Figure content listings:
————————

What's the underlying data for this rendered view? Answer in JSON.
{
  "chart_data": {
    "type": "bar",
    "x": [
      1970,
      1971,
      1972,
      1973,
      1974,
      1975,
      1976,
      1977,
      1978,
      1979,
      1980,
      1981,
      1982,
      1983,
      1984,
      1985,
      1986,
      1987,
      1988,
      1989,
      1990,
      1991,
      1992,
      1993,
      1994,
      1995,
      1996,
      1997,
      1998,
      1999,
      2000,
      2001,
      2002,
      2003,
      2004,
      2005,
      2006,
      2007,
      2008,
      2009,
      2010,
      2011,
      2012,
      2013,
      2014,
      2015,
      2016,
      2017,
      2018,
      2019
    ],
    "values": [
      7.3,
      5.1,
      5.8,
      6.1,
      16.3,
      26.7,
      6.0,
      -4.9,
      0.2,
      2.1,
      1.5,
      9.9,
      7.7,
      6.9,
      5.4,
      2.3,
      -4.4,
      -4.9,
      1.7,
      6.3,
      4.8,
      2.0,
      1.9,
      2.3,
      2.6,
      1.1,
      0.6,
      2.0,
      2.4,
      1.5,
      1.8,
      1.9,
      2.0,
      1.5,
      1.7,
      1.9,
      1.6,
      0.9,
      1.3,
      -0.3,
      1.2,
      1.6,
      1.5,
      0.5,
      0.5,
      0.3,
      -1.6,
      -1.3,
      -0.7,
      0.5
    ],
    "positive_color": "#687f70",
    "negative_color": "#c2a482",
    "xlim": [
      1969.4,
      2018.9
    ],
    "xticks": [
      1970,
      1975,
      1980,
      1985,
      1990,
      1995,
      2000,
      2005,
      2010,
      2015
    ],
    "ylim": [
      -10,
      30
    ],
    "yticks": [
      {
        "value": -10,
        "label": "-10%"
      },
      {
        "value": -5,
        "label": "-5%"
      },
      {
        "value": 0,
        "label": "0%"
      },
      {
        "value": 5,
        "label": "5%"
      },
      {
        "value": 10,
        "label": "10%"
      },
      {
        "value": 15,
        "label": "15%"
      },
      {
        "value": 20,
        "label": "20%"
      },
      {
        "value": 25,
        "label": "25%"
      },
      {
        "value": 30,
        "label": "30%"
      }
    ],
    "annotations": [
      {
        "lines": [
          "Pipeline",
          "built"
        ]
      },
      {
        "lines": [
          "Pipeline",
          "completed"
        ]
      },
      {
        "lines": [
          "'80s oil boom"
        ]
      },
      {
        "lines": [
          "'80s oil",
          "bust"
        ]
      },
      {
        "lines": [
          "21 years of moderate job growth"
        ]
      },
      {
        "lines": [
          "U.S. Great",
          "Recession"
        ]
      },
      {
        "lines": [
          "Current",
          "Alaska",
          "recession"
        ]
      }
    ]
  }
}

————————

GIVEN TASK
Every entry should be printed again exactly as written.

REPLY
What's the underlying data for this rendered view? Answer in JSON.
{
  "chart_data": {
    "type": "bar",
    "x": [
      1970,
      1971,
      1972,
      1973,
      1974,
      1975,
      1976,
      1977,
      1978,
      1979,
      1980,
      1981,
      1982,
      1983,
      1984,
      1985,
      1986,
      1987,
      1988,
      1989,
      1990,
      1991,
      1992,
      1993,
      1994,
      1995,
      1996,
      1997,
      1998,
      1999,
      2000,
      2001,
      2002,
      2003,
      2004,
      2005,
      2006,
      2007,
      2008,
      2009,
      2010,
      2011,
      2012,
      2013,
      2014,
      2015,
      2016,
      2017,
      2018,
      2019
    ],
    "values": [
      7.3,
      5.1,
      5.8,
      6.1,
      16.3,
      26.7,
      6.0,
      -4.9,
      0.2,
      2.1,
      1.5,
      9.9,
      7.7,
      6.9,
      5.4,
      2.3,
      -4.4,
      -4.9,
      1.7,
      6.3,
      4.8,
      2.0,
      1.9,
      2.3,
      2.6,
      1.1,
      0.6,
      2.0,
      2.4,
      1.5,
      1.8,
      1.9,
      2.0,
      1.5,
      1.7,
      1.9,
      1.6,
      0.9,
      1.3,
      -0.3,
      1.2,
      1.6,
      1.5,
      0.5,
      0.5,
      0.3,
      -1.6,
      -1.3,
      -0.7,
      0.5
    ],
    "positive_color": "#687f70",
    "negative_color": "#c2a482",
    "xlim": [
      1969.4,
      2018.9
    ],
    "xticks": [
      1970,
      1975,
      1980,
      1985,
      1990,
      1995,
      2000,
      2005,
      2010,
      2015
    ],
    "ylim": [
      -10,
      30
    ],
    "yticks": [
      {
        "value": -10,
        "label": "-10%"
      },
      {
        "value": -5,
        "label": "-5%"
      },
      {
        "value": 0,
        "label": "0%"
      },
      {
        "value": 5,
        "label": "5%"
      },
      {
        "value": 10,
        "label": "10%"
      },
      {
        "value": 15,
        "label": "15%"
      },
      {
        "value": 20,
        "label": "20%"
      },
      {
        "value": 25,
        "label": "25%"
      },
      {
        "value": 30,
        "label": "30%"
      }
    ],
    "annotations": [
      {
        "lines": [
          "Pipeline",
          "built"
        ]
      },
      {
        "lines": [
          "Pipeline",
          "completed"
        ]
      },
      {
        "lines": [
          "'80s oil boom"
        ]
      },
      {
        "lines": [
          "'80s oil",
          "bust"
        ]
      },
      {
        "lines": [
          "21 years of moderate job growth"
        ]
      },
      {
        "lines": [
          "U.S. Great",
          "Recession"
        ]
      },
      {
        "lines": [
          "Current",
          "Alaska",
          "recession"
        ]
      }
    ]
  }
}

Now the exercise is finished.